To be done: Gather the lines from the material that contain "coating".
====== Recorded data ======
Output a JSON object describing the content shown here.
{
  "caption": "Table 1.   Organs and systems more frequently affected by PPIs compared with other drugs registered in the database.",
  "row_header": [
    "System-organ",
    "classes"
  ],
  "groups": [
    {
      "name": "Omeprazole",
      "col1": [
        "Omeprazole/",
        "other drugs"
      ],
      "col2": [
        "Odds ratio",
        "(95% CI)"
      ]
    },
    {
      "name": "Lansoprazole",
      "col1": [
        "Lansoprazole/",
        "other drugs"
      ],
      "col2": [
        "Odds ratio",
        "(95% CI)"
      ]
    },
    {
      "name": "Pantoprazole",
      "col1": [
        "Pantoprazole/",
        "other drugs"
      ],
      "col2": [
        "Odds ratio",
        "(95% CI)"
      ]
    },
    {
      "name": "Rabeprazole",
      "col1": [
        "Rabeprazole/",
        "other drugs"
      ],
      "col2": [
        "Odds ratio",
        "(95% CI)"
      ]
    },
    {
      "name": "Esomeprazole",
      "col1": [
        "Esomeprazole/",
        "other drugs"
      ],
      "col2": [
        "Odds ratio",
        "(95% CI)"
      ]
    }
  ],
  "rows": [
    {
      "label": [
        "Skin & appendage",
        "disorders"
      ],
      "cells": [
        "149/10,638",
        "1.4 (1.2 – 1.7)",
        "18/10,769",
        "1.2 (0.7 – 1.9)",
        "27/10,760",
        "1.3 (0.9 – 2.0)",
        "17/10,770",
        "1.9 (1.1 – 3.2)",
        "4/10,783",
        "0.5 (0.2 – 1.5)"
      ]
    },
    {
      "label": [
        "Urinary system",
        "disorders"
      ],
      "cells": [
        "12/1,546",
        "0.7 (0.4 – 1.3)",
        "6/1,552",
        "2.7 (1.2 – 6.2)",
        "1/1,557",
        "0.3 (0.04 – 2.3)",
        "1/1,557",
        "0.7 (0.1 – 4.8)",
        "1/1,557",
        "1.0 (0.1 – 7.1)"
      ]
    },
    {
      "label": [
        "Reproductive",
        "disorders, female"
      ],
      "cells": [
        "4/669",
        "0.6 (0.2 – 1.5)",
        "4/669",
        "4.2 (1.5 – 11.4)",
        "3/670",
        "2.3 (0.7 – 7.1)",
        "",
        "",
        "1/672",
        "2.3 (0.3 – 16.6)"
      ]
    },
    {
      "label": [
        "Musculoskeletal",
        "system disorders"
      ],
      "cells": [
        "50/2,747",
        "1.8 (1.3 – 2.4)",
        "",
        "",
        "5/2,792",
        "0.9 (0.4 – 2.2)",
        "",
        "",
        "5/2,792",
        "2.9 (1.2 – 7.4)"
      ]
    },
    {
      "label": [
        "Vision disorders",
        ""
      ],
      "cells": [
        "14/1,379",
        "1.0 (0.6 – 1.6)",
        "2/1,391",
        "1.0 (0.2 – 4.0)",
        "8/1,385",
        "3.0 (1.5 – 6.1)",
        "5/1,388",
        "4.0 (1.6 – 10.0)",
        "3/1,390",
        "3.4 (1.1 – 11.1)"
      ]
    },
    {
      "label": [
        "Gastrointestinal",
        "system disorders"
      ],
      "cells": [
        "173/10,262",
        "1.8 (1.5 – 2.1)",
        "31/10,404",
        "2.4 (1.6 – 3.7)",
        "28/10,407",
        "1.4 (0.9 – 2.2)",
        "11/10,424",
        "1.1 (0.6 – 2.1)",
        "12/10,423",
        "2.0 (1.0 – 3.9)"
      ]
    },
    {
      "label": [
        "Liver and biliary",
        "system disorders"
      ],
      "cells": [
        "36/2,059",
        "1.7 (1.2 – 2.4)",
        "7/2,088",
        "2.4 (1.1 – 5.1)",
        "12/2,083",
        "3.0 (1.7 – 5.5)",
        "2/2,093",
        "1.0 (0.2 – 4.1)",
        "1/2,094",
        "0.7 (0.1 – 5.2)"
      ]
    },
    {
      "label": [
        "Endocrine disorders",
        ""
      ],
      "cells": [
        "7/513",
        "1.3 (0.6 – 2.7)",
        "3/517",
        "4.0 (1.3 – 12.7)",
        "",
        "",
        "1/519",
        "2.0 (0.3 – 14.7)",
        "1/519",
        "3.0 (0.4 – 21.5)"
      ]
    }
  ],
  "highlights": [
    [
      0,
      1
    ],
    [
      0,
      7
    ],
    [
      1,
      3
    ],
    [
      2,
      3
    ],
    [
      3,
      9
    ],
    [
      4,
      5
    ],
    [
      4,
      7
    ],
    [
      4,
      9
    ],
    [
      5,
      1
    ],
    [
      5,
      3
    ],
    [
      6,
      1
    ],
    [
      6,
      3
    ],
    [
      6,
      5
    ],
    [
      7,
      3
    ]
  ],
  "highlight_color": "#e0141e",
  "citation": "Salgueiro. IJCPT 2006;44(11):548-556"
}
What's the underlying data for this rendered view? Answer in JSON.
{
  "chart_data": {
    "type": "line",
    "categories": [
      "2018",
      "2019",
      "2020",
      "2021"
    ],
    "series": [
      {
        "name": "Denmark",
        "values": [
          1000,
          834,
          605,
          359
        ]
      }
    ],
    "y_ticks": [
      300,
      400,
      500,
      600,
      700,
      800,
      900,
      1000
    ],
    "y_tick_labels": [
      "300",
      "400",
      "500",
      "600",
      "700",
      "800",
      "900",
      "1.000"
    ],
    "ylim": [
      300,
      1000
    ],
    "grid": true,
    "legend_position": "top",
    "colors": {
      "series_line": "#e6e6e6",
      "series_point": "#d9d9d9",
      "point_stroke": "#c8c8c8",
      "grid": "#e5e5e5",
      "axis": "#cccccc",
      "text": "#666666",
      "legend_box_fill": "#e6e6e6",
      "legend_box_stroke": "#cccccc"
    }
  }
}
======
====== Recorded data ======
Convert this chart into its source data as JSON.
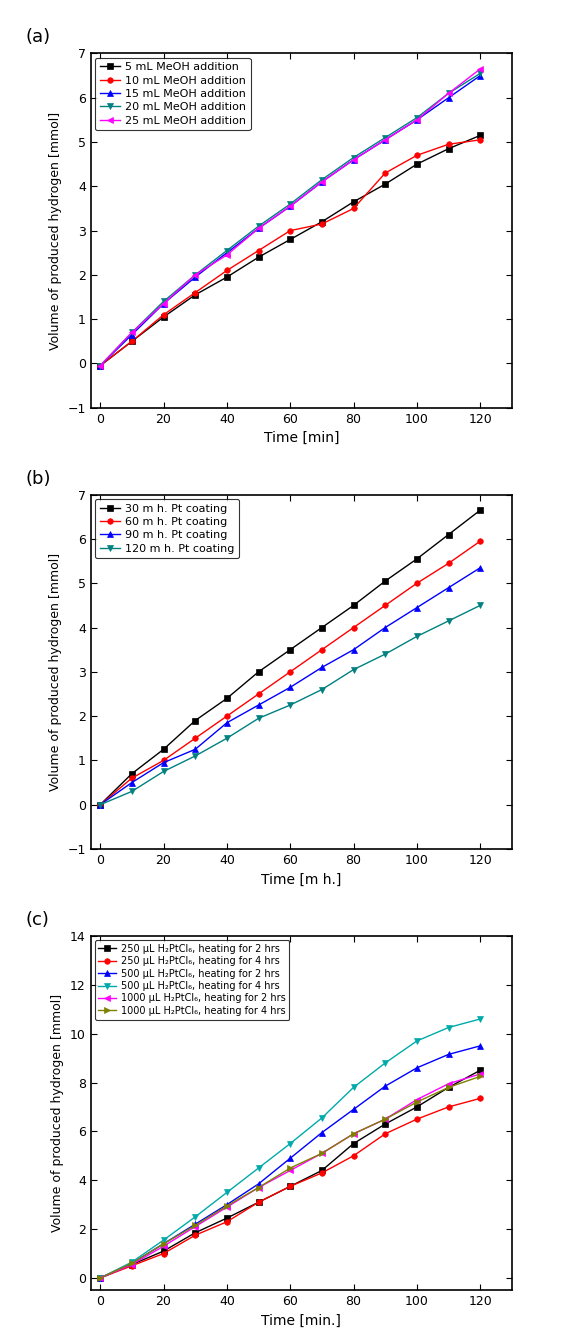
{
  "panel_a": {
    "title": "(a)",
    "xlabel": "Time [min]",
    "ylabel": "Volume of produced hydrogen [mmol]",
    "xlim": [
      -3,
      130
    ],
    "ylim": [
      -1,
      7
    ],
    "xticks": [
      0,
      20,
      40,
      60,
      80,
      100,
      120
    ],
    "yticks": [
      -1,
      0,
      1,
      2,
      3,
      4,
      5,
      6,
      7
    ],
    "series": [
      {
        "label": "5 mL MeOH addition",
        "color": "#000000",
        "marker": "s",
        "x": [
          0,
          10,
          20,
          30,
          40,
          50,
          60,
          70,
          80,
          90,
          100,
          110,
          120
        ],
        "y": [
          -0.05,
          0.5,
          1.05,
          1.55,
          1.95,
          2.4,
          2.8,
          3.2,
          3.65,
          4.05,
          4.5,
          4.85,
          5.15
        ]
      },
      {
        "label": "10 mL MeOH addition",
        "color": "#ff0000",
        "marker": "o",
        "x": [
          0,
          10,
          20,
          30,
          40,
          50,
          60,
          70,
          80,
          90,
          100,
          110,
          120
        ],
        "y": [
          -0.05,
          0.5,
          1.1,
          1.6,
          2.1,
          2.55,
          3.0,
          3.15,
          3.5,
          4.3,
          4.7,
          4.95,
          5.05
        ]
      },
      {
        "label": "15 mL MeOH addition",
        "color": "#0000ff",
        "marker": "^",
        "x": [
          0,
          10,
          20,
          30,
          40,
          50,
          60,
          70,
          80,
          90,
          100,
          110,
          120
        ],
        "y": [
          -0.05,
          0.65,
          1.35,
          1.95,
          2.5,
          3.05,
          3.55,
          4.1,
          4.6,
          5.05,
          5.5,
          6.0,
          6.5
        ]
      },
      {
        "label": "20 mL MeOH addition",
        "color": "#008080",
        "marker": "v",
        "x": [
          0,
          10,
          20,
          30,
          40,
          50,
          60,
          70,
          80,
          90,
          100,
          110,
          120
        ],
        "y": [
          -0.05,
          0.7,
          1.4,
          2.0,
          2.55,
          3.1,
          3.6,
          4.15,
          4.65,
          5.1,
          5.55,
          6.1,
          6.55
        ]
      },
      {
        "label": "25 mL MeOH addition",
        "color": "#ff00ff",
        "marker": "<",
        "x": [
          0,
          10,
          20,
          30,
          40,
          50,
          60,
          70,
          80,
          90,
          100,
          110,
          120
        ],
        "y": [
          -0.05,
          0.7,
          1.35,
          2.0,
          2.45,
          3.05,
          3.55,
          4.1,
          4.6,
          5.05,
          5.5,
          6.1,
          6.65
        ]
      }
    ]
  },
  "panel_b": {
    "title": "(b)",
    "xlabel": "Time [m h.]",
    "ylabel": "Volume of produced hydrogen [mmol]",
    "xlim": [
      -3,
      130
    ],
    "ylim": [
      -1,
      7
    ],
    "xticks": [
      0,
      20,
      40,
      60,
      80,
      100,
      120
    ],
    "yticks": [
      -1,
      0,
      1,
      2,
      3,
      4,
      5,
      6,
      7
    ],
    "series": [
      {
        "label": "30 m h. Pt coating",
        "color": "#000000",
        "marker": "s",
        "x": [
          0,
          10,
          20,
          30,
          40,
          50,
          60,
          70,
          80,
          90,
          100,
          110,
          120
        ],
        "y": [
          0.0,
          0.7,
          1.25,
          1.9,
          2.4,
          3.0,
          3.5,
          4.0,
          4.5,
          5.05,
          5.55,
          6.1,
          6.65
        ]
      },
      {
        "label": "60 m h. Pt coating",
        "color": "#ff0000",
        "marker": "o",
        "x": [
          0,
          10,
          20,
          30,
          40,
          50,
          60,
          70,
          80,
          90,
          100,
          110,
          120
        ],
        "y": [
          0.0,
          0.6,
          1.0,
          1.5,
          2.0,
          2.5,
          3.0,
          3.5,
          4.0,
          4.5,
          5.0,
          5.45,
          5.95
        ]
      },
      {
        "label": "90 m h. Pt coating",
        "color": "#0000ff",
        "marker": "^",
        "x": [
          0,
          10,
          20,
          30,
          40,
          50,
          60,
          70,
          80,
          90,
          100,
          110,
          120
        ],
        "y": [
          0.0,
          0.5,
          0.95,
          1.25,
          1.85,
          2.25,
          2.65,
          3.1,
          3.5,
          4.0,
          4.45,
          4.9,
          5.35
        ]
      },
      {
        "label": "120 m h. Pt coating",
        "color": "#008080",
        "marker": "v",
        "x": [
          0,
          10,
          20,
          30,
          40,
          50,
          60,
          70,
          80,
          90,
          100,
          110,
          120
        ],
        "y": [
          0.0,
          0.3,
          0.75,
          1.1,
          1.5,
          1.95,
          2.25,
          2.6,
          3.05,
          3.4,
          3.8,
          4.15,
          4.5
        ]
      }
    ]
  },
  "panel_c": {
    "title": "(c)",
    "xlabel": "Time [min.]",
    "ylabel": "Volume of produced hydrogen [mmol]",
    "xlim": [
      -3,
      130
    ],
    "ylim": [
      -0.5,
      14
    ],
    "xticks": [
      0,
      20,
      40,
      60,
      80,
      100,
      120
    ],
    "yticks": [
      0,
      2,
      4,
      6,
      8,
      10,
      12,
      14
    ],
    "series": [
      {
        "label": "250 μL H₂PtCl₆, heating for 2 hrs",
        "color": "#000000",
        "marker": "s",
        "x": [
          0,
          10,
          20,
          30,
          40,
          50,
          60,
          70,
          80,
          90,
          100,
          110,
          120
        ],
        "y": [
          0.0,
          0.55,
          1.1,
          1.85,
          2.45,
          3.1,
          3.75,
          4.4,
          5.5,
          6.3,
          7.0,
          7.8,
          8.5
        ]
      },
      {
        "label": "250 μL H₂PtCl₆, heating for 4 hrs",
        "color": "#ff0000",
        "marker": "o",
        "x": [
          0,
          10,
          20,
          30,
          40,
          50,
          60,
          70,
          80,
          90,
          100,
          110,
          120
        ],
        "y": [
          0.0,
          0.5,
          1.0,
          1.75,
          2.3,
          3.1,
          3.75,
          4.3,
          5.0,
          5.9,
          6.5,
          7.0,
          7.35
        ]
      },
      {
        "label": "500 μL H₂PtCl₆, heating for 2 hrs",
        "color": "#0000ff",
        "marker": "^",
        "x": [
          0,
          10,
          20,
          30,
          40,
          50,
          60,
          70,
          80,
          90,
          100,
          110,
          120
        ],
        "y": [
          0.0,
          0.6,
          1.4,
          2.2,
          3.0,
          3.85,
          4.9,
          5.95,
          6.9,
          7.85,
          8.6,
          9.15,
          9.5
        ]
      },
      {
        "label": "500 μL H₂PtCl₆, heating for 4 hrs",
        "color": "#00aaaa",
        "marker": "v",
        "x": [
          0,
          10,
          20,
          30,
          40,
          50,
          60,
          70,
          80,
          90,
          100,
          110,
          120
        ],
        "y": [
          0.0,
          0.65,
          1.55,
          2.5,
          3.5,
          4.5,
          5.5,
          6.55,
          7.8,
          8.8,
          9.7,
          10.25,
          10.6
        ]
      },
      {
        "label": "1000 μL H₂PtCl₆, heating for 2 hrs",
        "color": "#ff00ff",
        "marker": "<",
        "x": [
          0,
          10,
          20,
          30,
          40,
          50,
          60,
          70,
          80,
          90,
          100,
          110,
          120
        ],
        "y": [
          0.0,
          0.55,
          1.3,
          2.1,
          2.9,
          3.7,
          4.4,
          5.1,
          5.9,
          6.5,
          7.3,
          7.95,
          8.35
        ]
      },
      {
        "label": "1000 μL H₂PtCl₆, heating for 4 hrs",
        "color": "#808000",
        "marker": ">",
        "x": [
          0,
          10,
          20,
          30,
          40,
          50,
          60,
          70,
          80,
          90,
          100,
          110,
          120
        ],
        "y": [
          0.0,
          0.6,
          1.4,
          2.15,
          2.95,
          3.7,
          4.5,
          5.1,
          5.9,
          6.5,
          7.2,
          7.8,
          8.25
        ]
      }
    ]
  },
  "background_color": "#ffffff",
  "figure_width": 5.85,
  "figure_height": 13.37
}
======
Result for this exercise:
        "label": "30 m h. Pt coating",
        "label": "60 m h. Pt coating",
        "label": "90 m h. Pt coating",
        "label": "120 m h. Pt coating",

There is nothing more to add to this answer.